Quote the listing below in full and exactly as written, but omit every picture.
--- START OF Dataset records ---
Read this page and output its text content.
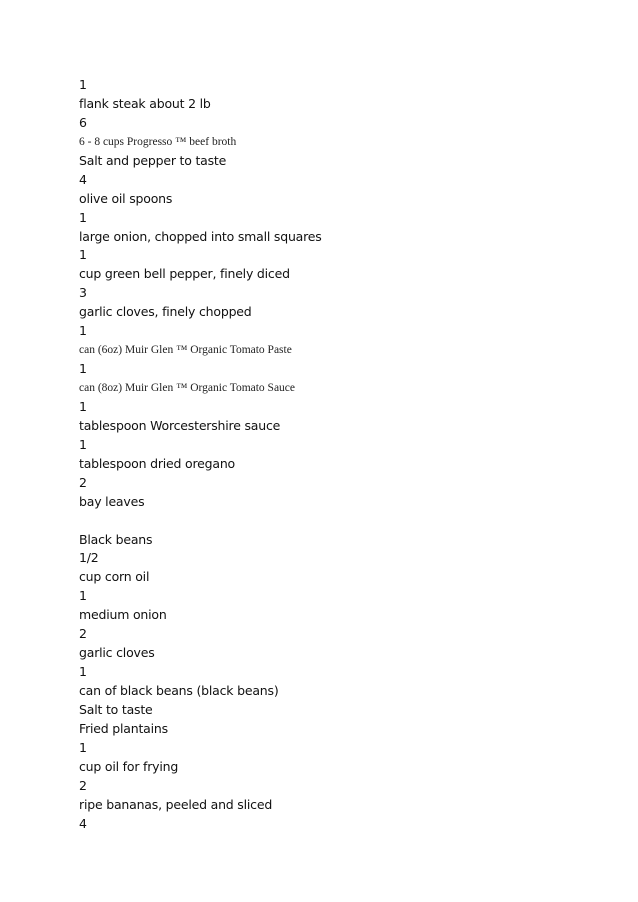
1
flank steak about 2 lb
6
6 - 8 cups Progresso ™ beef broth
Salt and pepper to taste
4
olive oil spoons
1
large onion, chopped into small squares
1
cup green bell pepper, finely diced
3
garlic cloves, finely chopped
1
can (6oz) Muir Glen ™ Organic Tomato Paste
1
can (8oz) Muir Glen ™ Organic Tomato Sauce
1
tablespoon Worcestershire sauce
1
tablespoon dried oregano
2
bay leaves
Black beans
1/2
cup corn oil
1
medium onion
2
garlic cloves
1
can of black beans (black beans)
Salt to taste
Fried plantains
1
cup oil for frying
2
ripe bananas, peeled and sliced
4
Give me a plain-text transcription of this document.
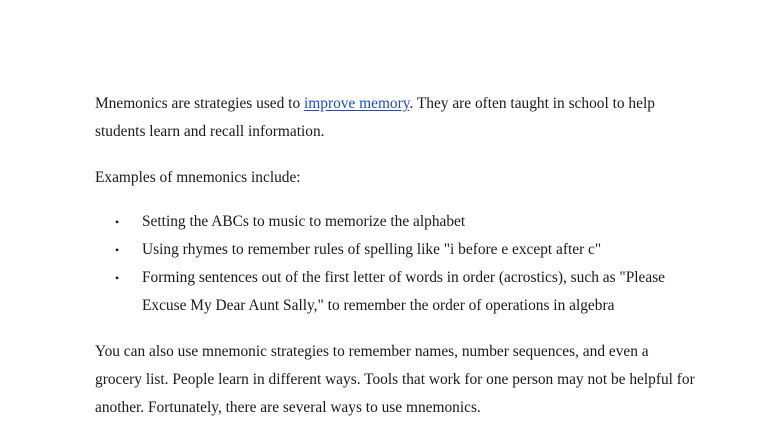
Mnemonics are strategies used to improve memory. They are often taught in school to help students learn and recall information.

Examples of mnemonics include:

•	Setting the ABCs to music to memorize the alphabet
•	Using rhymes to remember rules of spelling like "i before e except after c"
•	Forming sentences out of the first letter of words in order (acrostics), such as "Please Excuse My Dear Aunt Sally," to remember the order of operations in algebra

You can also use mnemonic strategies to remember names, number sequences, and even a grocery list. People learn in different ways. Tools that work for one person may not be helpful for another. Fortunately, there are several ways to use mnemonics.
--- END OF Dataset records ---
| Correct response |
Read this page and output its text content.
1
flank steak about 2 lb
6
6 - 8 cups Progresso ™ beef broth
Salt and pepper to taste
4
olive oil spoons
1
large onion, chopped into small squares
1
cup green bell pepper, finely diced
3
garlic cloves, finely chopped
1
can (6oz) Muir Glen ™ Organic Tomato Paste
1
can (8oz) Muir Glen ™ Organic Tomato Sauce
1
tablespoon Worcestershire sauce
1
tablespoon dried oregano
2
bay leaves
Black beans
1/2
cup corn oil
1
medium onion
2
garlic cloves
1
can of black beans (black beans)
Salt to taste
Fried plantains
1
cup oil for frying
2
ripe bananas, peeled and sliced
4
Give me a plain-text transcription of this document.
Mnemonics are strategies used to improve memory. They are often taught in school to help students learn and recall information.

Examples of mnemonics include:

•	Setting the ABCs to music to memorize the alphabet
•	Using rhymes to remember rules of spelling like "i before e except after c"
•	Forming sentences out of the first letter of words in order (acrostics), such as "Please Excuse My Dear Aunt Sally," to remember the order of operations in algebra

You can also use mnemonic strategies to remember names, number sequences, and even a grocery list. People learn in different ways. Tools that work for one person may not be helpful for another. Fortunately, there are several ways to use mnemonics.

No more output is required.